**TASK REQUIREMENTS**
Copy out the entries below word for word, beginning at the line that contains "build-request-button[interactable]: 构造请求 [797, 12, 870, 34]" and ending after the line that contains "minimap-line [1751, 491, 1797, 493]".

**RECORDS TO PROCESS**
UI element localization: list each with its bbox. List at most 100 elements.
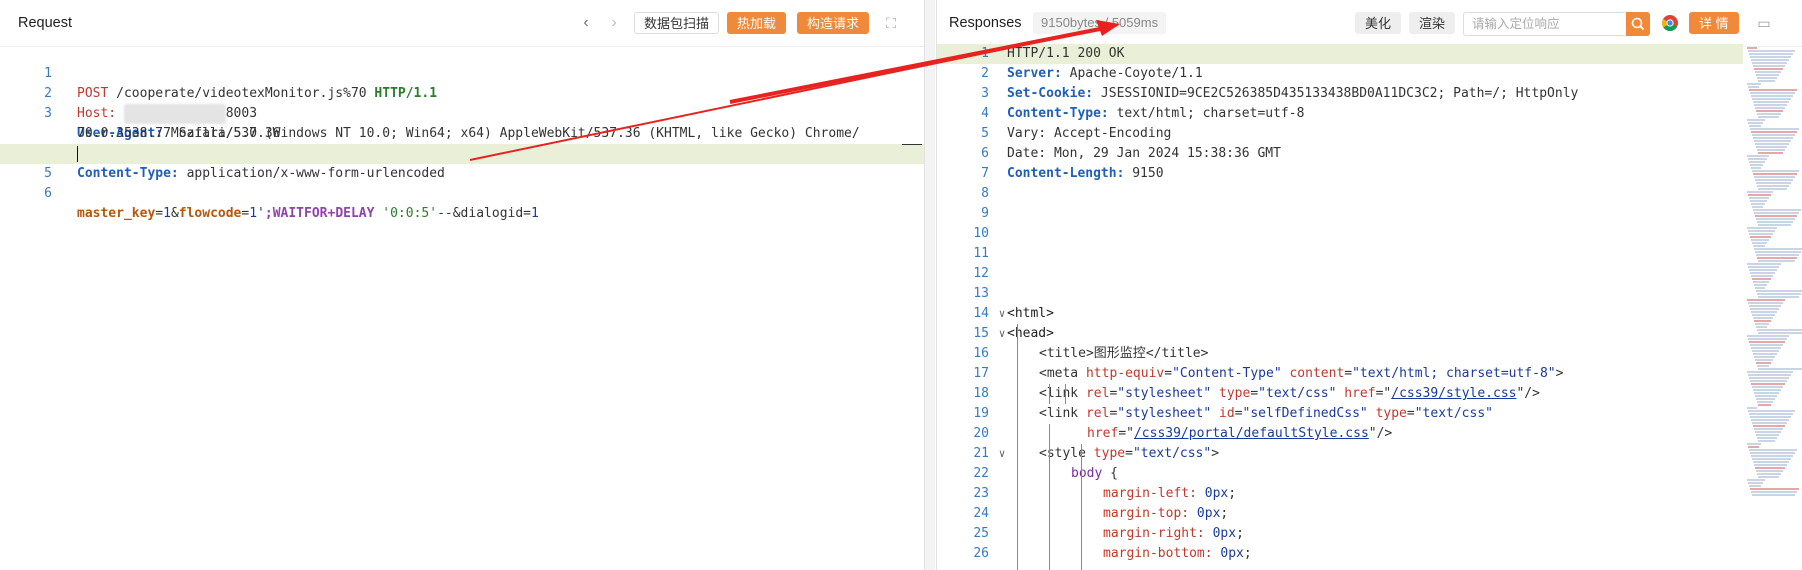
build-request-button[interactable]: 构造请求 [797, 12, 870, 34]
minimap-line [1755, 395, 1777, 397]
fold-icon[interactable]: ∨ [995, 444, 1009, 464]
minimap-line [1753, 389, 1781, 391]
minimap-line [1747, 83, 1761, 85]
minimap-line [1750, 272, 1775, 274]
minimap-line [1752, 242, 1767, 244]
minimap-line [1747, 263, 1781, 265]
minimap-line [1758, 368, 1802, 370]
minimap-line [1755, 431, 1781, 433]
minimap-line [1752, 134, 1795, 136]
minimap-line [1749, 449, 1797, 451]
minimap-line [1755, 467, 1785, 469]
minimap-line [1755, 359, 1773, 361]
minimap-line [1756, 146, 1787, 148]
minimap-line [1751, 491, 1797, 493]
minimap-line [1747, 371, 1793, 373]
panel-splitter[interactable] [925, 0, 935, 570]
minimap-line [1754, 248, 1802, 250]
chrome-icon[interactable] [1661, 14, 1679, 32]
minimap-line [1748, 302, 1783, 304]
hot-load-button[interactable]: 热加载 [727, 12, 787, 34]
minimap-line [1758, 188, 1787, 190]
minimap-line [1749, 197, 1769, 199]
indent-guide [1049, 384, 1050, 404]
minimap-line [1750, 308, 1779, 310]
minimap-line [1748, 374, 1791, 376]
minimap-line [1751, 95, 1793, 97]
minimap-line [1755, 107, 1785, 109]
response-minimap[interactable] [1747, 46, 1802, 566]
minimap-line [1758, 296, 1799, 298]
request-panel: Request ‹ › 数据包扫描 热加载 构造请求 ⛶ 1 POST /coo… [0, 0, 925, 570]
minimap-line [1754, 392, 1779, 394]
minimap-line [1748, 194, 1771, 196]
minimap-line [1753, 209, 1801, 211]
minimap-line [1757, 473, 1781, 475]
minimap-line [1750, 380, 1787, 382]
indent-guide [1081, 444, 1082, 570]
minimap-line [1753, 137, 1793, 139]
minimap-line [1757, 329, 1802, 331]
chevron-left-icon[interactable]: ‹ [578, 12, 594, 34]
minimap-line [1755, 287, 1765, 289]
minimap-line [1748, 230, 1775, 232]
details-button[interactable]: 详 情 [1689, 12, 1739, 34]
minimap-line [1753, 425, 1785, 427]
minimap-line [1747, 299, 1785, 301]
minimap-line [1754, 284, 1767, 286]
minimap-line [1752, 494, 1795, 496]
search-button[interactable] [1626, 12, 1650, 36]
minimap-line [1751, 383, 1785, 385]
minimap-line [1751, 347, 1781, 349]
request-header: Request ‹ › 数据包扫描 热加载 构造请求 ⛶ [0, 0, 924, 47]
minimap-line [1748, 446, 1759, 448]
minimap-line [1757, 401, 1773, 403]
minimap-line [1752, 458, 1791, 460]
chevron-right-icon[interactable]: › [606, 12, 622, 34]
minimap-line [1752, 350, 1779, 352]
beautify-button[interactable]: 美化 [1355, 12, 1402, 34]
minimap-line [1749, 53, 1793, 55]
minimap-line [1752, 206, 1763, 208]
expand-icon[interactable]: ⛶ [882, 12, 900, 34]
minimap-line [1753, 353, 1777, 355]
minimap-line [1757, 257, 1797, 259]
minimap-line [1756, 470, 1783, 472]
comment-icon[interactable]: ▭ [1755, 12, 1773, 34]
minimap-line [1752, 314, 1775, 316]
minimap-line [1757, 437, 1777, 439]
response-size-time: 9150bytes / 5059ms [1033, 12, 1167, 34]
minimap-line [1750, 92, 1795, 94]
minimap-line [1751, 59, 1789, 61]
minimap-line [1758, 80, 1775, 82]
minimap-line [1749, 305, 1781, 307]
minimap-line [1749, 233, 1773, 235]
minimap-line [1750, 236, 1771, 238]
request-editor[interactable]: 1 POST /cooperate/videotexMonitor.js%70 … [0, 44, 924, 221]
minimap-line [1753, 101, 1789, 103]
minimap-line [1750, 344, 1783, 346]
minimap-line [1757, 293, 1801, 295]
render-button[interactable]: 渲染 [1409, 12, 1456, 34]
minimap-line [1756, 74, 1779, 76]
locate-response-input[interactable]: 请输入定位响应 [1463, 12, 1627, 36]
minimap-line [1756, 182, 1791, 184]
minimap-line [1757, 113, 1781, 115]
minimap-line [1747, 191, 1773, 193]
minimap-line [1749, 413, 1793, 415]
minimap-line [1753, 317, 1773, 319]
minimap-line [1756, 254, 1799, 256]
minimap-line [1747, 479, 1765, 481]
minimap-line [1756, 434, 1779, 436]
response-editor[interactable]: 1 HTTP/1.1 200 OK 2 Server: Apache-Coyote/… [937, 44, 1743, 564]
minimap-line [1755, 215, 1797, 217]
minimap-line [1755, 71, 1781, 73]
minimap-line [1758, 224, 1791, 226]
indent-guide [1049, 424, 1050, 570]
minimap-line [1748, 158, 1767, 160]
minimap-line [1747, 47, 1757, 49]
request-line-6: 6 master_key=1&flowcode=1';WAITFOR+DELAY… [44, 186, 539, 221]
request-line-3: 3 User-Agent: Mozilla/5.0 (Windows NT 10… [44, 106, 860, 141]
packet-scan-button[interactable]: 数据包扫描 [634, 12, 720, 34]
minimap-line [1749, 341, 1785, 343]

---

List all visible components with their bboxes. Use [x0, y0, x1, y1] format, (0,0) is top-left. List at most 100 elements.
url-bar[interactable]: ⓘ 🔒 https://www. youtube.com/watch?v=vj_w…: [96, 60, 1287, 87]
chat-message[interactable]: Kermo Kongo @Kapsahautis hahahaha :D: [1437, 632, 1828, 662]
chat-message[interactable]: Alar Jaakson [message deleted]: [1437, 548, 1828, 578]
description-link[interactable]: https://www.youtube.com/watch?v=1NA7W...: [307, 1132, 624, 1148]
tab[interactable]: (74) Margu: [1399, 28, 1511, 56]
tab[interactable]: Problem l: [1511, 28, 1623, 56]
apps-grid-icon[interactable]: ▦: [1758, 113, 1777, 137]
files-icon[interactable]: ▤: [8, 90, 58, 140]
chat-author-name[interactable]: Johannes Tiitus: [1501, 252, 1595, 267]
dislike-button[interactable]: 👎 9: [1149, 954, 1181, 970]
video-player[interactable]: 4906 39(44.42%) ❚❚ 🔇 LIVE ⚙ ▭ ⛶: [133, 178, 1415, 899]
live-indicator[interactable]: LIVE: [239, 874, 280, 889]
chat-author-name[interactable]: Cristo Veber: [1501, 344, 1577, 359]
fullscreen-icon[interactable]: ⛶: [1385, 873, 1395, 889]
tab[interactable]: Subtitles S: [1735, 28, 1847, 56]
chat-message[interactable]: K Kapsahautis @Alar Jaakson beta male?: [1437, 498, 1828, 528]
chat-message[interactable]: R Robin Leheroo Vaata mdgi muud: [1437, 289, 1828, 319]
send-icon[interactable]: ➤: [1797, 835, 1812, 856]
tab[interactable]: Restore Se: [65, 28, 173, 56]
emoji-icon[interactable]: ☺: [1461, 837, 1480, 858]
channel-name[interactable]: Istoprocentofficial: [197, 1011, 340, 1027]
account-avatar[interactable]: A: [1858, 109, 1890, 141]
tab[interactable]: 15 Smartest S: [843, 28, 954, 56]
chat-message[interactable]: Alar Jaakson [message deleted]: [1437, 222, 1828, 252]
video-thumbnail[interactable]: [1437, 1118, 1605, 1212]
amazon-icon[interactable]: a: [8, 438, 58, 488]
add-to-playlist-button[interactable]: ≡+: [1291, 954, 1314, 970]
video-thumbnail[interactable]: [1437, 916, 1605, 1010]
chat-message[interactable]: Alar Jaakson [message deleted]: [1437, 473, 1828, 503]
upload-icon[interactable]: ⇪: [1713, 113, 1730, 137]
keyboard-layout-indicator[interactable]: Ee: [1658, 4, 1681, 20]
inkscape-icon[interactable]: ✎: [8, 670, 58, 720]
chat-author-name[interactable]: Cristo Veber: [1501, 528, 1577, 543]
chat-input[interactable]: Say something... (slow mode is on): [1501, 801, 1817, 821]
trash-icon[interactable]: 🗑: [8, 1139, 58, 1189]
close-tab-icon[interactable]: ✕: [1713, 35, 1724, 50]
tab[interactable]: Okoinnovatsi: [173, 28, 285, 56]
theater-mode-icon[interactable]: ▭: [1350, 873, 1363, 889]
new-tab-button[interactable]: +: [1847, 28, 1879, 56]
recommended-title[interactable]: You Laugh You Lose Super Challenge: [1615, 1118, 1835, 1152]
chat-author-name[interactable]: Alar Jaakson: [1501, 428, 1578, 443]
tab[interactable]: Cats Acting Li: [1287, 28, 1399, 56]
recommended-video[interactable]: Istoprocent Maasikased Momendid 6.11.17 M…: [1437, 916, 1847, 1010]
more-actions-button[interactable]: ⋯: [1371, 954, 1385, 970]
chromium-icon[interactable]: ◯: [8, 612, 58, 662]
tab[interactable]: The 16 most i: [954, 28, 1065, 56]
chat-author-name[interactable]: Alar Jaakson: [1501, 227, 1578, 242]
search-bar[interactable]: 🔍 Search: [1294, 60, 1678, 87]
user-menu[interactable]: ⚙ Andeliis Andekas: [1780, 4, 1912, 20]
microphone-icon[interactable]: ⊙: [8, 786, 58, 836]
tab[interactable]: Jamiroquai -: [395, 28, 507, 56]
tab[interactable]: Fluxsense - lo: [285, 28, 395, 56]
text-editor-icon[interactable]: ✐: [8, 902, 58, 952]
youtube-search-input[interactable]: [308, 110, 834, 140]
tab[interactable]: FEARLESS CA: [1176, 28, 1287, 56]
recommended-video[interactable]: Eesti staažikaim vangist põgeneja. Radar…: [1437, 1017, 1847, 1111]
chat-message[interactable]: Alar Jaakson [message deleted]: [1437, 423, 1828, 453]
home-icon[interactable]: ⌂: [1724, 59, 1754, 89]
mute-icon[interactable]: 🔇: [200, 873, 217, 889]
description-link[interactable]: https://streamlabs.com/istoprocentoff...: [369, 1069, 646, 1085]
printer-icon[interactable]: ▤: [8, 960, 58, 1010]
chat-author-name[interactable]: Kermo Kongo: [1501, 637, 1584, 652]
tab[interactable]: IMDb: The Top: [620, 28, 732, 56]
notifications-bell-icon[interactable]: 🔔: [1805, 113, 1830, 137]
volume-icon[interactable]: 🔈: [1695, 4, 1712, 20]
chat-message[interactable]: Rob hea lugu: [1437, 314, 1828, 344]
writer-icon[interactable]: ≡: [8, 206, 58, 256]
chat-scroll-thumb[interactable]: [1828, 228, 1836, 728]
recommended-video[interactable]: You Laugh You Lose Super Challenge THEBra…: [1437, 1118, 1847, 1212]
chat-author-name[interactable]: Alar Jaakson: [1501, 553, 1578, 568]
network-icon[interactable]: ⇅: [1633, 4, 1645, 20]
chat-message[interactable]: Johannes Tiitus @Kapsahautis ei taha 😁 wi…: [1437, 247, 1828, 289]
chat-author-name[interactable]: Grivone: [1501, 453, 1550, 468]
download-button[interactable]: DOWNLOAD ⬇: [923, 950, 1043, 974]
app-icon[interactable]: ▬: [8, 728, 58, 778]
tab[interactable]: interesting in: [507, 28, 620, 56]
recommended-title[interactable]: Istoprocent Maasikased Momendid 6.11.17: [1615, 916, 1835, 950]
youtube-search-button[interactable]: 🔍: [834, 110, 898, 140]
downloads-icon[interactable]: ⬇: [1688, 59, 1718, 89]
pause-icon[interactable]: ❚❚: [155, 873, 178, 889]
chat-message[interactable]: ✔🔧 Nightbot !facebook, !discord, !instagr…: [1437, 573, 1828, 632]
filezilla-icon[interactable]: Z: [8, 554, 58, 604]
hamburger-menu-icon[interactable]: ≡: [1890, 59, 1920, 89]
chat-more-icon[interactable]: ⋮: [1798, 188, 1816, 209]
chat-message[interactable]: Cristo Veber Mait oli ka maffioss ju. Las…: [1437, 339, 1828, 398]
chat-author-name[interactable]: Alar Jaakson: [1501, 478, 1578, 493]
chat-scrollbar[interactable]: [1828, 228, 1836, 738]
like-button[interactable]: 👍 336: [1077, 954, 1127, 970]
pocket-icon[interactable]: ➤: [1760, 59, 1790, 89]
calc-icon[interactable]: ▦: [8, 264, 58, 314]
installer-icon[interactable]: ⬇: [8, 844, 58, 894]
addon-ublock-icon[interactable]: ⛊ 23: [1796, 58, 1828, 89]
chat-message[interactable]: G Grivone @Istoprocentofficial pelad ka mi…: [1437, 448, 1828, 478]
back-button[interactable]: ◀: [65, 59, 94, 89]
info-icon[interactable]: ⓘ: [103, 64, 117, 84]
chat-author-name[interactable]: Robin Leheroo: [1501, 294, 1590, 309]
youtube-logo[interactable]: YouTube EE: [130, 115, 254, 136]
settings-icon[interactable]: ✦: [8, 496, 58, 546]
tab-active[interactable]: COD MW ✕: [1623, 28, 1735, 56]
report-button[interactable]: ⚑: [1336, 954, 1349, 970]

**THE RESPONSE**
build-request-button[interactable]: 构造请求 [797, 12, 870, 34]
minimap-line [1755, 395, 1777, 397]
fold-icon[interactable]: ∨ [995, 444, 1009, 464]
minimap-line [1753, 389, 1781, 391]
minimap-line [1747, 83, 1761, 85]
minimap-line [1750, 272, 1775, 274]
minimap-line [1752, 242, 1767, 244]
minimap-line [1747, 263, 1781, 265]
minimap-line [1758, 368, 1802, 370]
minimap-line [1755, 431, 1781, 433]
minimap-line [1752, 134, 1795, 136]
minimap-line [1749, 449, 1797, 451]
minimap-line [1755, 467, 1785, 469]
minimap-line [1755, 359, 1773, 361]
minimap-line [1756, 146, 1787, 148]
minimap-line [1751, 491, 1797, 493]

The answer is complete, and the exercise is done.